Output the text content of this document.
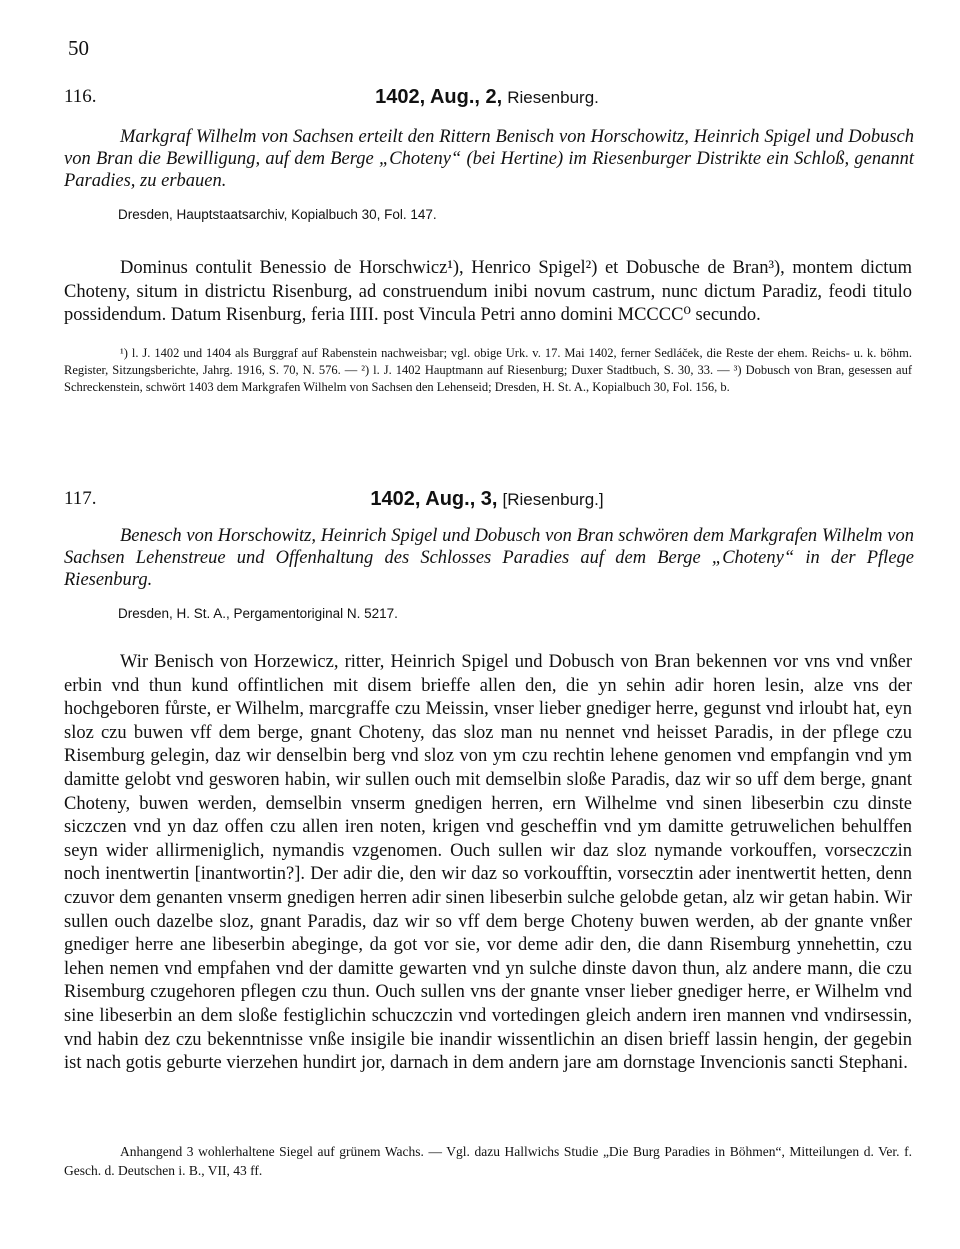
50
116.	1402, Aug., 2, Riesenburg.
Markgraf Wilhelm von Sachsen erteilt den Rittern Benisch von Horschowitz, Heinrich Spigel und Dobusch von Bran die Bewilligung, auf dem Berge „Choteny“ (bei Hertine) im Riesenburger Distrikte ein Schloß, genannt Paradies, zu erbauen.
Dresden, Hauptstaatsarchiv, Kopialbuch 30, Fol. 147.
Dominus contulit Benessio de Horschwicz¹), Henrico Spigel²) et Dobusche de Bran³), montem dictum Choteny, situm in districtu Risenburg, ad construendum inibi novum castrum, nunc dictum Paradiz, feodi titulo possidendum. Datum Risenburg, feria IIII. post Vincula Petri anno domini MCCCC⁰ secundo.
¹) l. J. 1402 und 1404 als Burggraf auf Rabenstein nachweisbar; vgl. obige Urk. v. 17. Mai 1402, ferner Sedláček, die Reste der ehem. Reichs- u. k. böhm. Register, Sitzungsberichte, Jahrg. 1916, S. 70, N. 576. — ²) l. J. 1402 Hauptmann auf Riesenburg; Duxer Stadtbuch, S. 30, 33. — ³) Dobusch von Bran, gesessen auf Schreckenstein, schwört 1403 dem Markgrafen Wilhelm von Sachsen den Lehenseid; Dresden, H. St. A., Kopialbuch 30, Fol. 156, b.
117.	1402, Aug., 3, [Riesenburg.]
Benesch von Horschowitz, Heinrich Spigel und Dobusch von Bran schwören dem Markgrafen Wilhelm von Sachsen Lehenstreue und Offenhaltung des Schlosses Paradies auf dem Berge „Choteny“ in der Pflege Riesenburg.
Dresden, H. St. A., Pergamentoriginal N. 5217.
Wir Benisch von Horzewicz, ritter, Heinrich Spigel und Dobusch von Bran bekennen vor vns vnd vnßer erbin vnd thun kund offintlichen mit disem brieffe allen den, die yn sehin adir horen lesin, alze vns der hochgeboren fůrste, er Wilhelm, marcgraffe czu Meissin, vnser lieber gnediger herre, gegunst vnd irloubt hat, eyn sloz czu buwen vff dem berge, gnant Choteny, das sloz man nu nennet vnd heisset Paradis, in der pflege czu Risemburg gelegin, daz wir denselbin berg vnd sloz von ym czu rechtin lehene genomen vnd empfangin vnd ym damitte gelobt vnd gesworen habin, wir sullen ouch mit demselbin sloße Paradis, daz wir so uff dem berge, gnant Choteny, buwen werden, demselbin vnserm gnedigen herren, ern Wilhelme vnd sinen libeserbin czu dinste siczczen vnd yn daz offen czu allen iren noten, krigen vnd gescheffin vnd ym damitte getruwelichen behulffen seyn wider allirmeniglich, nymandis vzgenomen. Ouch sullen wir daz sloz nymande vorkouffen, vorseczczin noch inentwertin [inantwortin?]. Der adir die, den wir daz so vorkoufftin, vorsecztin ader inentwertit hetten, denn czuvor dem genanten vnserm gnedigen herren adir sinen libeserbin sulche gelobde getan, alz wir getan habin. Wir sullen ouch dazelbe sloz, gnant Paradis, daz wir so vff dem berge Choteny buwen werden, ab der gnante vnßer gnediger herre ane libeserbin abeginge, da got vor sie, vor deme adir den, die dann Risemburg ynnehettin, czu lehen nemen vnd empfahen vnd der damitte gewarten vnd yn sulche dinste davon thun, alz andere mann, die czu Risemburg czugehoren pflegen czu thun. Ouch sullen vns der gnante vnser lieber gnediger herre, er Wilhelm vnd sine libeserbin an dem sloße festiglichin schuczczin vnd vortedingen gleich andern iren mannen vnd vndirsessin, vnd habin dez czu bekenntnisse vnße insigile bie inandir wissentlichin an disen brieff lassin hengin, der gegebin ist nach gotis geburte vierzehen hundirt jor, darnach in dem andern jare am dornstage Invencionis sancti Stephani.
Anhangend 3 wohlerhaltene Siegel auf grünem Wachs. — Vgl. dazu Hallwichs Studie „Die Burg Paradies in Böhmen“, Mitteilungen d. Ver. f. Gesch. d. Deutschen i. B., VII, 43 ff.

□ □ □

Please copy each line from the material above in which the string "Dresden" appears.

Dresden, Hauptstaatsarchiv, Kopialbuch 30, Fol. 147.
¹) l. J. 1402 und 1404 als Burggraf auf Rabenstein nachweisbar; vgl. obige Urk. v. 17. Mai 1402, ferner Sedláček, die Reste der ehem. Reichs- u. k. böhm. Register, Sitzungsberichte, Jahrg. 1916, S. 70, N. 576. — ²) l. J. 1402 Hauptmann auf Riesenburg; Duxer Stadtbuch, S. 30, 33. — ³) Dobusch von Bran, gesessen auf Schreckenstein, schwört 1403 dem Markgrafen Wilhelm von Sachsen den Lehenseid; Dresden, H. St. A., Kopialbuch 30, Fol. 156, b.
Dresden, H. St. A., Pergamentoriginal N. 5217.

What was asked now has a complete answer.